Your goal — Copy every line of the material below without any changes, and omit the pictures from your answer.

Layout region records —
------------------------------------------------------------------------

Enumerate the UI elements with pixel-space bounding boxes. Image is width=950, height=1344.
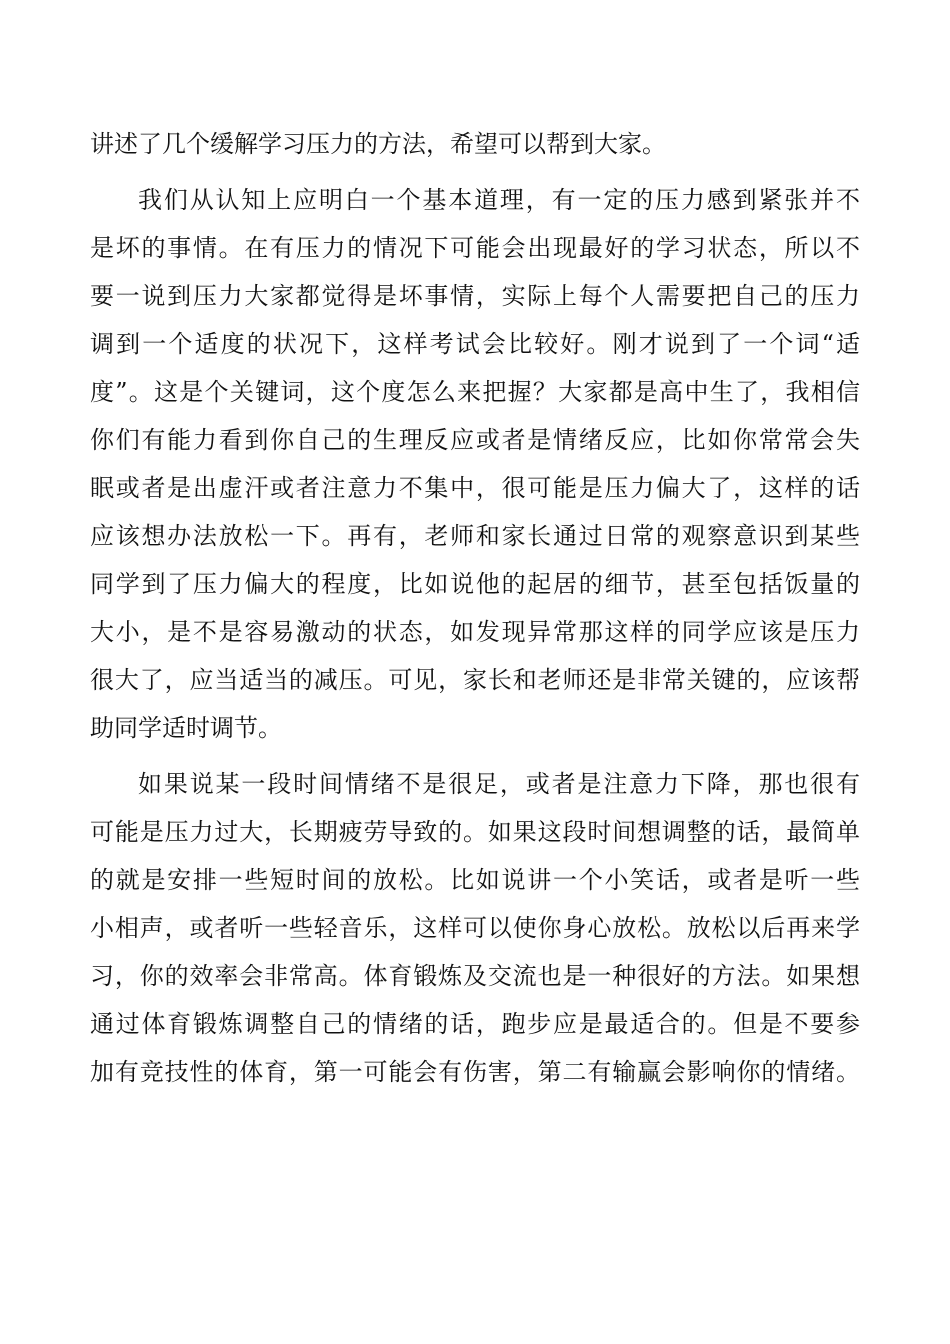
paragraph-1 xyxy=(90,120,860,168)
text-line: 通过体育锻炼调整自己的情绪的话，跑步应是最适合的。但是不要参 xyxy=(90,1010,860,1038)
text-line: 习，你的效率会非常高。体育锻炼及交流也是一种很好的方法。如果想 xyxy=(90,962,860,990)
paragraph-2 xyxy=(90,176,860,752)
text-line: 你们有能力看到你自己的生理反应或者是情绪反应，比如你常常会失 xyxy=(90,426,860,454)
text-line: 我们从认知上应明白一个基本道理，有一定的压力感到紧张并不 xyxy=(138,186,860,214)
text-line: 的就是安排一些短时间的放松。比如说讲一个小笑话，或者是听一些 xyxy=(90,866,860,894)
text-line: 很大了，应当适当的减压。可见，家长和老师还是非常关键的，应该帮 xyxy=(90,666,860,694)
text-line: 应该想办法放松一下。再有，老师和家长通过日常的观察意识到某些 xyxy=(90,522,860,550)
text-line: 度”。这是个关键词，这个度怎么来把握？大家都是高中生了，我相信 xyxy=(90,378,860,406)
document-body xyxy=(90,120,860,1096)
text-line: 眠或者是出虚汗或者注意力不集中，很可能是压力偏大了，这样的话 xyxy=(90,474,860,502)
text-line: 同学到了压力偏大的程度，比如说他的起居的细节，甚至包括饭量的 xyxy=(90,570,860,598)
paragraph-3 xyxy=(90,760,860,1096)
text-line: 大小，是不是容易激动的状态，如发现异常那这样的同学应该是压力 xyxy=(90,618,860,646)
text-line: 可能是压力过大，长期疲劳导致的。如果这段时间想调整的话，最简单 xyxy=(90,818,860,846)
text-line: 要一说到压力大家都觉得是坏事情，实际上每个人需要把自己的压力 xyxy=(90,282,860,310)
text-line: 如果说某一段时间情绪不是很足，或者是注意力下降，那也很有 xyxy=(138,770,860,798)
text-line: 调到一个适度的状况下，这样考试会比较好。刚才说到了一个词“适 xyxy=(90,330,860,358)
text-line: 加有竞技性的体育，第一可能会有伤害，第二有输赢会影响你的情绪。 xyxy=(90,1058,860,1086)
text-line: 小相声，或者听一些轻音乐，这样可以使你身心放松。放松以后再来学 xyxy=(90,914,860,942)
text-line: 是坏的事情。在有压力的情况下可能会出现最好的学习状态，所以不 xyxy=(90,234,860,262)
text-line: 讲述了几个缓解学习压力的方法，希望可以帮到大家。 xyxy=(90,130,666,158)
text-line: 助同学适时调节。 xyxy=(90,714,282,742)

------------------------------------------------------------------------

Task response —
Enumerate the UI elements with pixel-space bounding boxes. Image is width=950, height=1344.
paragraph-1 xyxy=(90,120,860,168)
text-line: 通过体育锻炼调整自己的情绪的话，跑步应是最适合的。但是不要参 xyxy=(90,1010,860,1038)
text-line: 习，你的效率会非常高。体育锻炼及交流也是一种很好的方法。如果想 xyxy=(90,962,860,990)
paragraph-2 xyxy=(90,176,860,752)
text-line: 你们有能力看到你自己的生理反应或者是情绪反应，比如你常常会失 xyxy=(90,426,860,454)
text-line: 我们从认知上应明白一个基本道理，有一定的压力感到紧张并不 xyxy=(138,186,860,214)
text-line: 的就是安排一些短时间的放松。比如说讲一个小笑话，或者是听一些 xyxy=(90,866,860,894)
text-line: 很大了，应当适当的减压。可见，家长和老师还是非常关键的，应该帮 xyxy=(90,666,860,694)
text-line: 应该想办法放松一下。再有，老师和家长通过日常的观察意识到某些 xyxy=(90,522,860,550)
text-line: 度”。这是个关键词，这个度怎么来把握？大家都是高中生了，我相信 xyxy=(90,378,860,406)
document-body xyxy=(90,120,860,1096)
text-line: 眠或者是出虚汗或者注意力不集中，很可能是压力偏大了，这样的话 xyxy=(90,474,860,502)
text-line: 同学到了压力偏大的程度，比如说他的起居的细节，甚至包括饭量的 xyxy=(90,570,860,598)
paragraph-3 xyxy=(90,760,860,1096)
text-line: 大小，是不是容易激动的状态，如发现异常那这样的同学应该是压力 xyxy=(90,618,860,646)
text-line: 可能是压力过大，长期疲劳导致的。如果这段时间想调整的话，最简单 xyxy=(90,818,860,846)
text-line: 要一说到压力大家都觉得是坏事情，实际上每个人需要把自己的压力 xyxy=(90,282,860,310)
text-line: 如果说某一段时间情绪不是很足，或者是注意力下降，那也很有 xyxy=(138,770,860,798)
text-line: 调到一个适度的状况下，这样考试会比较好。刚才说到了一个词“适 xyxy=(90,330,860,358)
text-line: 加有竞技性的体育，第一可能会有伤害，第二有输赢会影响你的情绪。 xyxy=(90,1058,860,1086)
text-line: 小相声，或者听一些轻音乐，这样可以使你身心放松。放松以后再来学 xyxy=(90,914,860,942)
text-line: 是坏的事情。在有压力的情况下可能会出现最好的学习状态，所以不 xyxy=(90,234,860,262)
text-line: 讲述了几个缓解学习压力的方法，希望可以帮到大家。 xyxy=(90,130,666,158)
text-line: 助同学适时调节。 xyxy=(90,714,282,742)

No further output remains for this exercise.